» What needs to be done:
Reproduce the material in full, unchanged.

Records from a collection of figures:
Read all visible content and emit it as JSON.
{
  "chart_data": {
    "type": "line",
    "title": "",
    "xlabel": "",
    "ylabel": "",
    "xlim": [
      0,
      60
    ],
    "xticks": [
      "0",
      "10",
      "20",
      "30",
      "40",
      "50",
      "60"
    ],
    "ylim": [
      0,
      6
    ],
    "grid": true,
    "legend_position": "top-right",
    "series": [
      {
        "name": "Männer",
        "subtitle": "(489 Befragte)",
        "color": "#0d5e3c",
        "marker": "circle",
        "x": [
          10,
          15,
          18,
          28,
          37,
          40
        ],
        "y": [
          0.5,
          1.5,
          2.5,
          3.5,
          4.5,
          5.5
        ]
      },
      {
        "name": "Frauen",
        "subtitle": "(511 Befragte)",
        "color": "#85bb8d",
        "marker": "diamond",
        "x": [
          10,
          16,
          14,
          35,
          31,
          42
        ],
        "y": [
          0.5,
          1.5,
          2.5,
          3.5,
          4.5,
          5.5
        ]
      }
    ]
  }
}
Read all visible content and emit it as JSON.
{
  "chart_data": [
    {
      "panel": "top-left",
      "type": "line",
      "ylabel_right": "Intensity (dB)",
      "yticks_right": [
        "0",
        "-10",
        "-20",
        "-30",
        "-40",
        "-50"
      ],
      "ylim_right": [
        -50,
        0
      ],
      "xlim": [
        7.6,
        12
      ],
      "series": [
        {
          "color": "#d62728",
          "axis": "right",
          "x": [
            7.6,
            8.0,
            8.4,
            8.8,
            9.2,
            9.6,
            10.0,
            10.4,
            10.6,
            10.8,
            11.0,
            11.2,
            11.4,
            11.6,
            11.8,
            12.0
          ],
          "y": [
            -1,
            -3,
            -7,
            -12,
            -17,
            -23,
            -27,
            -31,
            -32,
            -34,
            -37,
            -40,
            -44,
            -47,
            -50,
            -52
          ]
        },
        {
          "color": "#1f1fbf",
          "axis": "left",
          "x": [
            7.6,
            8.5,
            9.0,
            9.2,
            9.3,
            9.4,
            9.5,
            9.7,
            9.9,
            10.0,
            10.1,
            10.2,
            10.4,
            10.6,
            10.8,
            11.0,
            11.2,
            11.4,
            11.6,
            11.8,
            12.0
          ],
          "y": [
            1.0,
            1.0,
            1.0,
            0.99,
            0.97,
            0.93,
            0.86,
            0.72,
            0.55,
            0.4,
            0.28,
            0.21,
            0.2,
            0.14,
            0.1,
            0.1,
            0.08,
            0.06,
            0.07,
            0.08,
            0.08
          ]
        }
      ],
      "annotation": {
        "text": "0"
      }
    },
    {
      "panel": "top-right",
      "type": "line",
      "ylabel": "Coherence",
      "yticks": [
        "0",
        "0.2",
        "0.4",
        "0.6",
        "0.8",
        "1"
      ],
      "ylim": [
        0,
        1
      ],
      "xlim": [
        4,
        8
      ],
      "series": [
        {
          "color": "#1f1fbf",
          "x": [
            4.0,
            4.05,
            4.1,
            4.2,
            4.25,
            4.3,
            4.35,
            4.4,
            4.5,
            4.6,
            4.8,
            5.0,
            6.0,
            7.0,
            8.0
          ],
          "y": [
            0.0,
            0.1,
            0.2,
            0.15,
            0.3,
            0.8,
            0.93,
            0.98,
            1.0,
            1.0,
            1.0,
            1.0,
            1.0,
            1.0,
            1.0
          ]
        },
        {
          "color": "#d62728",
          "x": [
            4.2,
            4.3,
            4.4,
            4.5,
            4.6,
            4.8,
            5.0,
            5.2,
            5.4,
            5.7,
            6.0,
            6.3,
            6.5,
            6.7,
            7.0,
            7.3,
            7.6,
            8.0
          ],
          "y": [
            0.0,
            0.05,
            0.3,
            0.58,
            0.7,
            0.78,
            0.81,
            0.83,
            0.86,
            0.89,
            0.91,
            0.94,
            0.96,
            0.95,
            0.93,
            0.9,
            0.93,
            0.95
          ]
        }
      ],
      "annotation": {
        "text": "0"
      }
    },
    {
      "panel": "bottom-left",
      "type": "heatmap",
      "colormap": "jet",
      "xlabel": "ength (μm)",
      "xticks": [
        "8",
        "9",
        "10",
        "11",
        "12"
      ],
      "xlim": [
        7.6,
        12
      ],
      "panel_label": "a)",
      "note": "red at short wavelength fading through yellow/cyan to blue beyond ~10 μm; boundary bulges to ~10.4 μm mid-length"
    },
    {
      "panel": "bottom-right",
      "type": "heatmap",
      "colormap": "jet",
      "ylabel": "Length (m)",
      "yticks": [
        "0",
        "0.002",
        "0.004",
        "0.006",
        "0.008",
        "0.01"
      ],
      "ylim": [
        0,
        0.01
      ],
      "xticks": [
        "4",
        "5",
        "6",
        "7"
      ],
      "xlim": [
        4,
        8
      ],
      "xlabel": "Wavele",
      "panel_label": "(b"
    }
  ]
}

» Task answer:
Read all visible content and emit it as JSON.
{
  "chart_data": {
    "type": "line",
    "title": "",
    "xlabel": "",
    "ylabel": "",
    "xlim": [
      0,
      60
    ],
    "xticks": [
      "0",
      "10",
      "20",
      "30",
      "40",
      "50",
      "60"
    ],
    "ylim": [
      0,
      6
    ],
    "grid": true,
    "legend_position": "top-right",
    "series": [
      {
        "name": "Männer",
        "subtitle": "(489 Befragte)",
        "color": "#0d5e3c",
        "marker": "circle",
        "x": [
          10,
          15,
          18,
          28,
          37,
          40
        ],
        "y": [
          0.5,
          1.5,
          2.5,
          3.5,
          4.5,
          5.5
        ]
      },
      {
        "name": "Frauen",
        "subtitle": "(511 Befragte)",
        "color": "#85bb8d",
        "marker": "diamond",
        "x": [
          10,
          16,
          14,
          35,
          31,
          42
        ],
        "y": [
          0.5,
          1.5,
          2.5,
          3.5,
          4.5,
          5.5
        ]
      }
    ]
  }
}
Read all visible content and emit it as JSON.
{
  "chart_data": [
    {
      "panel": "top-left",
      "type": "line",
      "ylabel_right": "Intensity (dB)",
      "yticks_right": [
        "0",
        "-10",
        "-20",
        "-30",
        "-40",
        "-50"
      ],
      "ylim_right": [
        -50,
        0
      ],
      "xlim": [
        7.6,
        12
      ],
      "series": [
        {
          "color": "#d62728",
          "axis": "right",
          "x": [
            7.6,
            8.0,
            8.4,
            8.8,
            9.2,
            9.6,
            10.0,
            10.4,
            10.6,
            10.8,
            11.0,
            11.2,
            11.4,
            11.6,
            11.8,
            12.0
          ],
          "y": [
            -1,
            -3,
            -7,
            -12,
            -17,
            -23,
            -27,
            -31,
            -32,
            -34,
            -37,
            -40,
            -44,
            -47,
            -50,
            -52
          ]
        },
        {
          "color": "#1f1fbf",
          "axis": "left",
          "x": [
            7.6,
            8.5,
            9.0,
            9.2,
            9.3,
            9.4,
            9.5,
            9.7,
            9.9,
            10.0,
            10.1,
            10.2,
            10.4,
            10.6,
            10.8,
            11.0,
            11.2,
            11.4,
            11.6,
            11.8,
            12.0
          ],
          "y": [
            1.0,
            1.0,
            1.0,
            0.99,
            0.97,
            0.93,
            0.86,
            0.72,
            0.55,
            0.4,
            0.28,
            0.21,
            0.2,
            0.14,
            0.1,
            0.1,
            0.08,
            0.06,
            0.07,
            0.08,
            0.08
          ]
        }
      ],
      "annotation": {
        "text": "0"
      }
    },
    {
      "panel": "top-right",
      "type": "line",
      "ylabel": "Coherence",
      "yticks": [
        "0",
        "0.2",
        "0.4",
        "0.6",
        "0.8",
        "1"
      ],
      "ylim": [
        0,
        1
      ],
      "xlim": [
        4,
        8
      ],
      "series": [
        {
          "color": "#1f1fbf",
          "x": [
            4.0,
            4.05,
            4.1,
            4.2,
            4.25,
            4.3,
            4.35,
            4.4,
            4.5,
            4.6,
            4.8,
            5.0,
            6.0,
            7.0,
            8.0
          ],
          "y": [
            0.0,
            0.1,
            0.2,
            0.15,
            0.3,
            0.8,
            0.93,
            0.98,
            1.0,
            1.0,
            1.0,
            1.0,
            1.0,
            1.0,
            1.0
          ]
        },
        {
          "color": "#d62728",
          "x": [
            4.2,
            4.3,
            4.4,
            4.5,
            4.6,
            4.8,
            5.0,
            5.2,
            5.4,
            5.7,
            6.0,
            6.3,
            6.5,
            6.7,
            7.0,
            7.3,
            7.6,
            8.0
          ],
          "y": [
            0.0,
            0.05,
            0.3,
            0.58,
            0.7,
            0.78,
            0.81,
            0.83,
            0.86,
            0.89,
            0.91,
            0.94,
            0.96,
            0.95,
            0.93,
            0.9,
            0.93,
            0.95
          ]
        }
      ],
      "annotation": {
        "text": "0"
      }
    },
    {
      "panel": "bottom-left",
      "type": "heatmap",
      "colormap": "jet",
      "xlabel": "ength (μm)",
      "xticks": [
        "8",
        "9",
        "10",
        "11",
        "12"
      ],
      "xlim": [
        7.6,
        12
      ],
      "panel_label": "a)",
      "note": "red at short wavelength fading through yellow/cyan to blue beyond ~10 μm; boundary bulges to ~10.4 μm mid-length"
    },
    {
      "panel": "bottom-right",
      "type": "heatmap",
      "colormap": "jet",
      "ylabel": "Length (m)",
      "yticks": [
        "0",
        "0.002",
        "0.004",
        "0.006",
        "0.008",
        "0.01"
      ],
      "ylim": [
        0,
        0.01
      ],
      "xticks": [
        "4",
        "5",
        "6",
        "7"
      ],
      "xlim": [
        4,
        8
      ],
      "xlabel": "Wavele",
      "panel_label": "(b"
    }
  ]
}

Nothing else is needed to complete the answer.